Given records
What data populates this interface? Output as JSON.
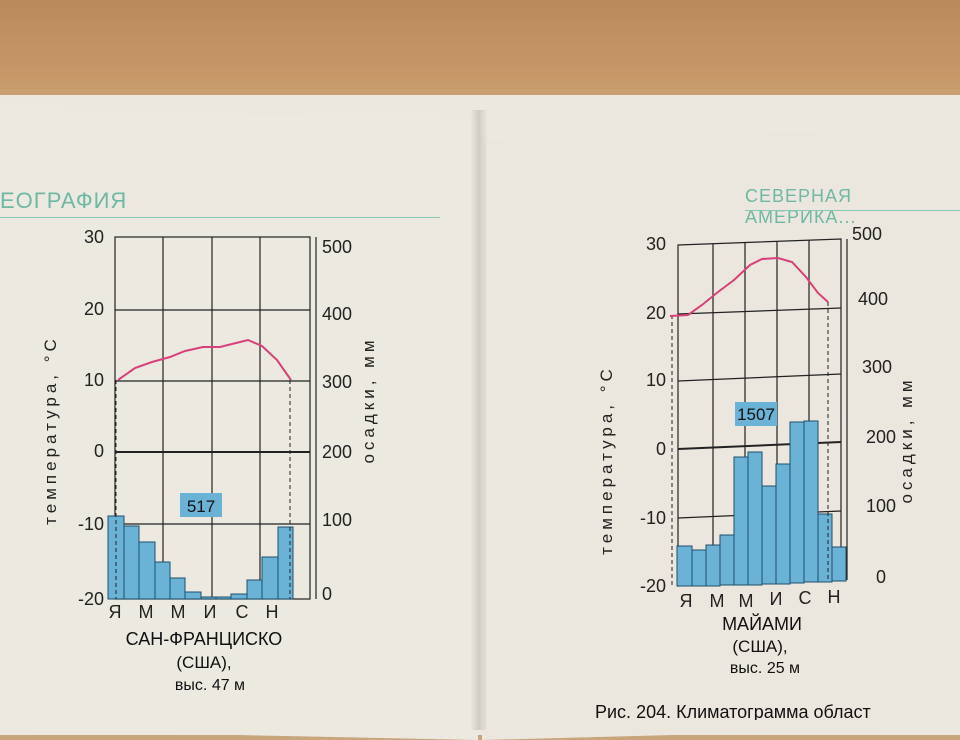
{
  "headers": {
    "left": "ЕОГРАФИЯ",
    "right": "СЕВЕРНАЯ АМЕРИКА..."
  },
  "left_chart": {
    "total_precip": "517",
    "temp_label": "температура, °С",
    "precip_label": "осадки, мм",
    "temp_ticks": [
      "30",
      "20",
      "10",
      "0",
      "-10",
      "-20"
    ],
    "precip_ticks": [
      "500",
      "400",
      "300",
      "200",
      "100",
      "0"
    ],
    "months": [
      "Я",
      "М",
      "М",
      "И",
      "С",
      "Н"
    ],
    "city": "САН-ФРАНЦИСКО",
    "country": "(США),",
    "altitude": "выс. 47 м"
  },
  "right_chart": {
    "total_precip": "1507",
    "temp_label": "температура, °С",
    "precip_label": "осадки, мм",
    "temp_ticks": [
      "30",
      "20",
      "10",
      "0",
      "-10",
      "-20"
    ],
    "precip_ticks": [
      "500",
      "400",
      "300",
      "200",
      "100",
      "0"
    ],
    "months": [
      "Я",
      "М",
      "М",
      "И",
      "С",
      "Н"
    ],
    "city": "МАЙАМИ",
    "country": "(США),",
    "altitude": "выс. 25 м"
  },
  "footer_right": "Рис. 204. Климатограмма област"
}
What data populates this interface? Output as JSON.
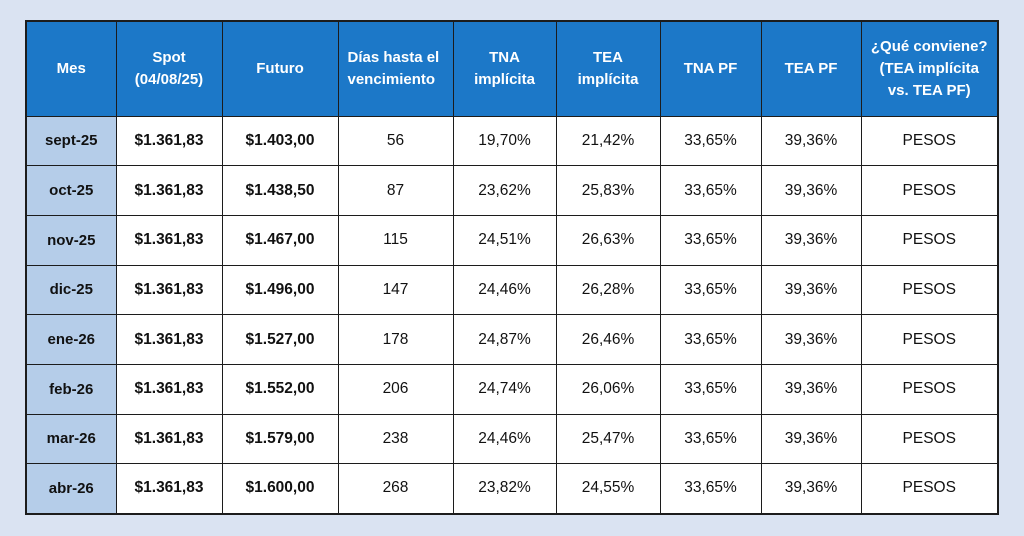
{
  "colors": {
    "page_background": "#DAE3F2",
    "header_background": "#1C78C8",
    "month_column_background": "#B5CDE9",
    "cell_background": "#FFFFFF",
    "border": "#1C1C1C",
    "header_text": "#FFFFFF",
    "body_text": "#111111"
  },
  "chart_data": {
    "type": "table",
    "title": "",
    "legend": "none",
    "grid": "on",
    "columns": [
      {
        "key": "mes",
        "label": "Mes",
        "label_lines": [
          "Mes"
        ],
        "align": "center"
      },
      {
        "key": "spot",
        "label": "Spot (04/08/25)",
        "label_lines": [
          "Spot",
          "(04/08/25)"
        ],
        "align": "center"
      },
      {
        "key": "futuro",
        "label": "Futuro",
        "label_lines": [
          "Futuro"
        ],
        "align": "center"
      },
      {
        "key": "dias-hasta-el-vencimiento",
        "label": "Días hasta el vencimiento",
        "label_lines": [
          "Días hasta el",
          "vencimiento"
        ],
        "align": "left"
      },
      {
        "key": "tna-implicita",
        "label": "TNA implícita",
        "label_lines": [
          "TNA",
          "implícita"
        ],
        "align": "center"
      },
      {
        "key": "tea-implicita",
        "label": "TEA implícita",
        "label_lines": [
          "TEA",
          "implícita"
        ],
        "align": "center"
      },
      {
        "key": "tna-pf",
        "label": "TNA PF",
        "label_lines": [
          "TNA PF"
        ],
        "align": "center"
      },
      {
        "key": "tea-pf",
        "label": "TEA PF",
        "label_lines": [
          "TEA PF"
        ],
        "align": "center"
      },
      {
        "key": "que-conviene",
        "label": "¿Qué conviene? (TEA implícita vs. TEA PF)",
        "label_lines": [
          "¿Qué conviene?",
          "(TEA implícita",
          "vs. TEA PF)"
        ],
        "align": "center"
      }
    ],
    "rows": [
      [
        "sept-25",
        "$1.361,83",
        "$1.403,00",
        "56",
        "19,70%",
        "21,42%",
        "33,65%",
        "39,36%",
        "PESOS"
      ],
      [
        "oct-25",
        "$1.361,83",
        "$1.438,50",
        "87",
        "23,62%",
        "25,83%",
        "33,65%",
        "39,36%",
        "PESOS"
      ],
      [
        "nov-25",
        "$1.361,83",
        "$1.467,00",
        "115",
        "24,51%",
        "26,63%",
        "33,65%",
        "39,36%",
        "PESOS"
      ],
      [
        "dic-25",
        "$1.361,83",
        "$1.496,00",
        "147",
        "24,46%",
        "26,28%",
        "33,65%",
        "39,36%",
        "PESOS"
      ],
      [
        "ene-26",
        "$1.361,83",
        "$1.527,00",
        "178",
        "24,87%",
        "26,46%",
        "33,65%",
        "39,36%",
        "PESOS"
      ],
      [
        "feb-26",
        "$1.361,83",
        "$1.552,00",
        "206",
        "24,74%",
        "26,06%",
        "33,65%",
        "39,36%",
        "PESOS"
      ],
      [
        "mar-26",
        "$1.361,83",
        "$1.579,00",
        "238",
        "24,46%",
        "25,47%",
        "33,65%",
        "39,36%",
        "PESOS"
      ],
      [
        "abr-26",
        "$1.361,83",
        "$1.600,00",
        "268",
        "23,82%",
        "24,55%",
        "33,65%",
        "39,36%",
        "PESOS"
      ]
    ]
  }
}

Required task
Repeat the material above word for word and skip every image in it.

Result of this exercise
What data populates this interface? Output as JSON.
{
  "headers": {
    "left": "ЕОГРАФИЯ",
    "right": "СЕВЕРНАЯ АМЕРИКА..."
  },
  "left_chart": {
    "total_precip": "517",
    "temp_label": "температура, °С",
    "precip_label": "осадки, мм",
    "temp_ticks": [
      "30",
      "20",
      "10",
      "0",
      "-10",
      "-20"
    ],
    "precip_ticks": [
      "500",
      "400",
      "300",
      "200",
      "100",
      "0"
    ],
    "months": [
      "Я",
      "М",
      "М",
      "И",
      "С",
      "Н"
    ],
    "city": "САН-ФРАНЦИСКО",
    "country": "(США),",
    "altitude": "выс. 47 м"
  },
  "right_chart": {
    "total_precip": "1507",
    "temp_label": "температура, °С",
    "precip_label": "осадки, мм",
    "temp_ticks": [
      "30",
      "20",
      "10",
      "0",
      "-10",
      "-20"
    ],
    "precip_ticks": [
      "500",
      "400",
      "300",
      "200",
      "100",
      "0"
    ],
    "months": [
      "Я",
      "М",
      "М",
      "И",
      "С",
      "Н"
    ],
    "city": "МАЙАМИ",
    "country": "(США),",
    "altitude": "выс. 25 м"
  },
  "footer_right": "Рис. 204. Климатограмма област"
}
What data populates this interface? Output as JSON.
{
  "colors": {
    "page_background": "#DAE3F2",
    "header_background": "#1C78C8",
    "month_column_background": "#B5CDE9",
    "cell_background": "#FFFFFF",
    "border": "#1C1C1C",
    "header_text": "#FFFFFF",
    "body_text": "#111111"
  },
  "chart_data": {
    "type": "table",
    "title": "",
    "legend": "none",
    "grid": "on",
    "columns": [
      {
        "key": "mes",
        "label": "Mes",
        "label_lines": [
          "Mes"
        ],
        "align": "center"
      },
      {
        "key": "spot",
        "label": "Spot (04/08/25)",
        "label_lines": [
          "Spot",
          "(04/08/25)"
        ],
        "align": "center"
      },
      {
        "key": "futuro",
        "label": "Futuro",
        "label_lines": [
          "Futuro"
        ],
        "align": "center"
      },
      {
        "key": "dias-hasta-el-vencimiento",
        "label": "Días hasta el vencimiento",
        "label_lines": [
          "Días hasta el",
          "vencimiento"
        ],
        "align": "left"
      },
      {
        "key": "tna-implicita",
        "label": "TNA implícita",
        "label_lines": [
          "TNA",
          "implícita"
        ],
        "align": "center"
      },
      {
        "key": "tea-implicita",
        "label": "TEA implícita",
        "label_lines": [
          "TEA",
          "implícita"
        ],
        "align": "center"
      },
      {
        "key": "tna-pf",
        "label": "TNA PF",
        "label_lines": [
          "TNA PF"
        ],
        "align": "center"
      },
      {
        "key": "tea-pf",
        "label": "TEA PF",
        "label_lines": [
          "TEA PF"
        ],
        "align": "center"
      },
      {
        "key": "que-conviene",
        "label": "¿Qué conviene? (TEA implícita vs. TEA PF)",
        "label_lines": [
          "¿Qué conviene?",
          "(TEA implícita",
          "vs. TEA PF)"
        ],
        "align": "center"
      }
    ],
    "rows": [
      [
        "sept-25",
        "$1.361,83",
        "$1.403,00",
        "56",
        "19,70%",
        "21,42%",
        "33,65%",
        "39,36%",
        "PESOS"
      ],
      [
        "oct-25",
        "$1.361,83",
        "$1.438,50",
        "87",
        "23,62%",
        "25,83%",
        "33,65%",
        "39,36%",
        "PESOS"
      ],
      [
        "nov-25",
        "$1.361,83",
        "$1.467,00",
        "115",
        "24,51%",
        "26,63%",
        "33,65%",
        "39,36%",
        "PESOS"
      ],
      [
        "dic-25",
        "$1.361,83",
        "$1.496,00",
        "147",
        "24,46%",
        "26,28%",
        "33,65%",
        "39,36%",
        "PESOS"
      ],
      [
        "ene-26",
        "$1.361,83",
        "$1.527,00",
        "178",
        "24,87%",
        "26,46%",
        "33,65%",
        "39,36%",
        "PESOS"
      ],
      [
        "feb-26",
        "$1.361,83",
        "$1.552,00",
        "206",
        "24,74%",
        "26,06%",
        "33,65%",
        "39,36%",
        "PESOS"
      ],
      [
        "mar-26",
        "$1.361,83",
        "$1.579,00",
        "238",
        "24,46%",
        "25,47%",
        "33,65%",
        "39,36%",
        "PESOS"
      ],
      [
        "abr-26",
        "$1.361,83",
        "$1.600,00",
        "268",
        "23,82%",
        "24,55%",
        "33,65%",
        "39,36%",
        "PESOS"
      ]
    ]
  }
}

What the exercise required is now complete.